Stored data
--

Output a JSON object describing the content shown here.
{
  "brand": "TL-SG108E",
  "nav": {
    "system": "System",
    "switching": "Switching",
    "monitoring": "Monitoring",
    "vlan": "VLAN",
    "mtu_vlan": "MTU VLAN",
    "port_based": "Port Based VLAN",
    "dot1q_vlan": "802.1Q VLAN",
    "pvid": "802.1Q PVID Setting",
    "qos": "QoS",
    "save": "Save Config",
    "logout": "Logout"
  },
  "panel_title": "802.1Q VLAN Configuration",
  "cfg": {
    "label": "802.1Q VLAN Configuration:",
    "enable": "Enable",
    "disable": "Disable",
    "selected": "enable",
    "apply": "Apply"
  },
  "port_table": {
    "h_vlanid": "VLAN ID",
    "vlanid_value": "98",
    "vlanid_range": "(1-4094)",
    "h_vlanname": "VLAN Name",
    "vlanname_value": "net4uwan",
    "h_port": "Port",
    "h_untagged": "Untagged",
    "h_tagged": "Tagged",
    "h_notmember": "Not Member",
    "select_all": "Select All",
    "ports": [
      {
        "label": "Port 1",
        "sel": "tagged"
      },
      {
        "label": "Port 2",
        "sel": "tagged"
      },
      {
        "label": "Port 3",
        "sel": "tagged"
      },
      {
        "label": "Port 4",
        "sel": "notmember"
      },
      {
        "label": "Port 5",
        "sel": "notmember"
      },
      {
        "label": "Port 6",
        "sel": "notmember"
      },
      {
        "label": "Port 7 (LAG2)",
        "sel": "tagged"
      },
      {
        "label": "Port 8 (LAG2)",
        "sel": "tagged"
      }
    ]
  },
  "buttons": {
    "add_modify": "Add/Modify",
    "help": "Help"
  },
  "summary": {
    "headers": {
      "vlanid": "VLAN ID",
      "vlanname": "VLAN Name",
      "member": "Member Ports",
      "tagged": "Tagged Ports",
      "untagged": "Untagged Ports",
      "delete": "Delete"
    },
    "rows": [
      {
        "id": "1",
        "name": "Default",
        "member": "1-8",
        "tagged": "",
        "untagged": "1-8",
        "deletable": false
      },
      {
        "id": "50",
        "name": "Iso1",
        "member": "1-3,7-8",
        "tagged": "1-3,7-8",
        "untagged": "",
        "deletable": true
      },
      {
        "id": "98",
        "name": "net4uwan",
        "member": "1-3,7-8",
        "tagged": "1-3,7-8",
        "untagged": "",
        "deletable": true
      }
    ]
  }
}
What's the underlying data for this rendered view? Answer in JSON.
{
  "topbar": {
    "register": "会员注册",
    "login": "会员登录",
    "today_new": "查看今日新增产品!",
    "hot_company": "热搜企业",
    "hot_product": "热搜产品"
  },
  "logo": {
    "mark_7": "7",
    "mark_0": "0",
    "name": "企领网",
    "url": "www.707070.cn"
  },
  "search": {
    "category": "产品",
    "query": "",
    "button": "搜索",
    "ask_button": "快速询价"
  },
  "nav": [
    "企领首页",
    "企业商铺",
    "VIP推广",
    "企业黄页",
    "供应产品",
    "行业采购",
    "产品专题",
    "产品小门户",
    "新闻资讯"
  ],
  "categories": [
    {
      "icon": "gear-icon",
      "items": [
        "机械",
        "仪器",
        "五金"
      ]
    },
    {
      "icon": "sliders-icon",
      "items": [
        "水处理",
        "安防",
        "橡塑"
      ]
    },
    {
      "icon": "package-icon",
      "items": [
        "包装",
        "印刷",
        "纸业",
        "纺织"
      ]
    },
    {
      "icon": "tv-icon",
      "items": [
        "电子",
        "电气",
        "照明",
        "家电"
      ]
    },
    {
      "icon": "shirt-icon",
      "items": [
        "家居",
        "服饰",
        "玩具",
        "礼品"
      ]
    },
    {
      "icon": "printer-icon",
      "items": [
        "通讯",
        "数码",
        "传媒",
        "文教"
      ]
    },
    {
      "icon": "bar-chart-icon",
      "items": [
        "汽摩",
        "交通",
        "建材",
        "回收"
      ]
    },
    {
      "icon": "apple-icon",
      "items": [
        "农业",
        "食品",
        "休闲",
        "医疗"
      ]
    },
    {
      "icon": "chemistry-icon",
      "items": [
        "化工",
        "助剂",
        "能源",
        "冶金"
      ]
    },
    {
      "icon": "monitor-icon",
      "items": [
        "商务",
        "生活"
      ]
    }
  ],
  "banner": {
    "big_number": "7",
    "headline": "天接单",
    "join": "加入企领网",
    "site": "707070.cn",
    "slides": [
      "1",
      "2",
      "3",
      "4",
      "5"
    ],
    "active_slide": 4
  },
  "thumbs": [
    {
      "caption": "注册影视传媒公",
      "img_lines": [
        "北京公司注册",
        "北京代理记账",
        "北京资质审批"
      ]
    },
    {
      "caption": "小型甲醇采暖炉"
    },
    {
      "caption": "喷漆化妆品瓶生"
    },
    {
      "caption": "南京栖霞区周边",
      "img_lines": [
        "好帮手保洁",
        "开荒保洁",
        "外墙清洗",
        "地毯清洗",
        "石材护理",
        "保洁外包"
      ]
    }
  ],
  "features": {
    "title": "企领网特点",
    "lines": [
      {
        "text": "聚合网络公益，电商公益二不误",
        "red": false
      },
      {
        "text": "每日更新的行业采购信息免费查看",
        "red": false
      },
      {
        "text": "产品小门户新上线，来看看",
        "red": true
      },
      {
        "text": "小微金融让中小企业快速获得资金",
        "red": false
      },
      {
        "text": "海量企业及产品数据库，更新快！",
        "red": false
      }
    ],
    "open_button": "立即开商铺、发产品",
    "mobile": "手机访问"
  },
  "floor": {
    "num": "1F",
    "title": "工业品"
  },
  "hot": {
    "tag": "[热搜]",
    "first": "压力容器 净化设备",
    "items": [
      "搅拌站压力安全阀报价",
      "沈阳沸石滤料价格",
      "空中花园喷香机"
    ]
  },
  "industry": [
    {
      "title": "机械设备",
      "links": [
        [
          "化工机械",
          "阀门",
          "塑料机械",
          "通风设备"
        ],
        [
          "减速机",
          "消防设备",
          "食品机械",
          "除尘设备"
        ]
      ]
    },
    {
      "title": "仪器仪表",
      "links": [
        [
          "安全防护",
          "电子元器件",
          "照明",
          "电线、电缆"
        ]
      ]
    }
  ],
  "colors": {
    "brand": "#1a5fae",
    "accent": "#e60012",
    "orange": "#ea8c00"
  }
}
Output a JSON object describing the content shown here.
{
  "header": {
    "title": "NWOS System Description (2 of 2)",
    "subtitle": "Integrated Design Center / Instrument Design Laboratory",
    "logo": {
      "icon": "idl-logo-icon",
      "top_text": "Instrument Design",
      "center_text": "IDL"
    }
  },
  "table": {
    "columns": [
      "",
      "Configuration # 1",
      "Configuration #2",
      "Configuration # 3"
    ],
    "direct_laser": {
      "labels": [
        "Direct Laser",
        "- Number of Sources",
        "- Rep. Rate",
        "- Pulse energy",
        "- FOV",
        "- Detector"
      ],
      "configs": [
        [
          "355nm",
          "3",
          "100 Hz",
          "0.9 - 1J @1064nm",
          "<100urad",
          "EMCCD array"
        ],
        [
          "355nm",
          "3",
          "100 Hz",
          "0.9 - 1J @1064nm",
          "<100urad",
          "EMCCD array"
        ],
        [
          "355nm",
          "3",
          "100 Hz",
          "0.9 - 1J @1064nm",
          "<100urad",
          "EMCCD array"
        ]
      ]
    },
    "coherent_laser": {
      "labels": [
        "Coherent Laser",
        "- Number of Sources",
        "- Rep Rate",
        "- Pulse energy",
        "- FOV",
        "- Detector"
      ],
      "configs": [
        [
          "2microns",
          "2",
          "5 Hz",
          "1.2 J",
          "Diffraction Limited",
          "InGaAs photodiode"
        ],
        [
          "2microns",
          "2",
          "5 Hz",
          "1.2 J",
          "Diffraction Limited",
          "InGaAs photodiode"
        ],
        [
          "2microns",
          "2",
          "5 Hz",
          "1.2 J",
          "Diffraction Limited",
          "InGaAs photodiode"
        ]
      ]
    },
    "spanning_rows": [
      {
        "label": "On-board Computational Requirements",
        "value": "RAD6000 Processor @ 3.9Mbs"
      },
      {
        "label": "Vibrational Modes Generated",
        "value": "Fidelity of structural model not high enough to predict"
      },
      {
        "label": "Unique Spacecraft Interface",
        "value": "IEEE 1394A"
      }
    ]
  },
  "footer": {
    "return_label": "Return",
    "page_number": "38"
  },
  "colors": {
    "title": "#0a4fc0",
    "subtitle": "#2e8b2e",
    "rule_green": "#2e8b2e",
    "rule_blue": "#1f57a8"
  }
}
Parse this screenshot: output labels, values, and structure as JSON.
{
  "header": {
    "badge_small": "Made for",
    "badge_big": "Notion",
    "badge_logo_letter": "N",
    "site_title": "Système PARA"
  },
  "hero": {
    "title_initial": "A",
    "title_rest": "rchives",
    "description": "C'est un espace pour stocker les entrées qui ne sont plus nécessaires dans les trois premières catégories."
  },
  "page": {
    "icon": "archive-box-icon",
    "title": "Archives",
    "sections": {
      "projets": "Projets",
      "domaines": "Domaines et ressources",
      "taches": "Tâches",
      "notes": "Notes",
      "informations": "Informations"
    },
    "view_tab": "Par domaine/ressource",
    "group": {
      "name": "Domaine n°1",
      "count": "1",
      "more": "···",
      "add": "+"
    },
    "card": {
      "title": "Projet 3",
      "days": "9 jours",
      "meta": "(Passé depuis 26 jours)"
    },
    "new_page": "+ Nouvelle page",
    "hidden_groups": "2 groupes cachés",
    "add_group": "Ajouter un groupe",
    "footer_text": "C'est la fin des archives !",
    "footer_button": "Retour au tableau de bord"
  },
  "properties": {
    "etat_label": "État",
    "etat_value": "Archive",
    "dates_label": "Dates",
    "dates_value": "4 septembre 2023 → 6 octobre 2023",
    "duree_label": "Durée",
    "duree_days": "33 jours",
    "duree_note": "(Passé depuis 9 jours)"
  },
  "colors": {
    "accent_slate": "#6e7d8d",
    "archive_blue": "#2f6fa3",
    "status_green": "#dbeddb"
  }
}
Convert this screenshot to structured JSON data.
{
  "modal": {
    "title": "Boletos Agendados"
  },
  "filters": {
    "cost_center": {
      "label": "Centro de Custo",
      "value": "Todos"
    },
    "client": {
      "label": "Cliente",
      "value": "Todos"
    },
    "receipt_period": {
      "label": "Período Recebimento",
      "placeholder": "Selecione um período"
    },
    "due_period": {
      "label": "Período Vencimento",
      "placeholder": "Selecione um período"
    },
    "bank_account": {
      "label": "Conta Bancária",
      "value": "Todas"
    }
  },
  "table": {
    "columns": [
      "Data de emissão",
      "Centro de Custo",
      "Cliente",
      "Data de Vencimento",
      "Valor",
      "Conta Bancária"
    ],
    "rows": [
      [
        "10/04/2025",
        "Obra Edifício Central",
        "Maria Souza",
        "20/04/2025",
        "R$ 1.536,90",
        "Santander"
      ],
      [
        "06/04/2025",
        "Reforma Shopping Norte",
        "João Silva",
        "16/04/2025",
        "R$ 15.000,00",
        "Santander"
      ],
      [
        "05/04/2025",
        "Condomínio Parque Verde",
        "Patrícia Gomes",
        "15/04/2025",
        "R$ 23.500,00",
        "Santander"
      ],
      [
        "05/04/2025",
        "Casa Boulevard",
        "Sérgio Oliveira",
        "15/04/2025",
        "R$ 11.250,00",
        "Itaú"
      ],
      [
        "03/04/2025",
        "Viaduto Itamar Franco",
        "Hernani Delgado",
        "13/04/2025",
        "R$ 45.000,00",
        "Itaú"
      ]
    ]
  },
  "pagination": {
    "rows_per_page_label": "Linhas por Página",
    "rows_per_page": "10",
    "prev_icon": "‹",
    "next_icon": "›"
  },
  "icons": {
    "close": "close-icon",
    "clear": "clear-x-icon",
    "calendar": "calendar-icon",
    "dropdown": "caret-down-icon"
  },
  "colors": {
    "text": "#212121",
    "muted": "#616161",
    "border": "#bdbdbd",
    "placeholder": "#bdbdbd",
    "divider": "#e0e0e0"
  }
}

--

Go through the entries above and copy every line containing "Custo".

[OUTPUT BELOW]:
      "label": "Centro de Custo",
      "Centro de Custo",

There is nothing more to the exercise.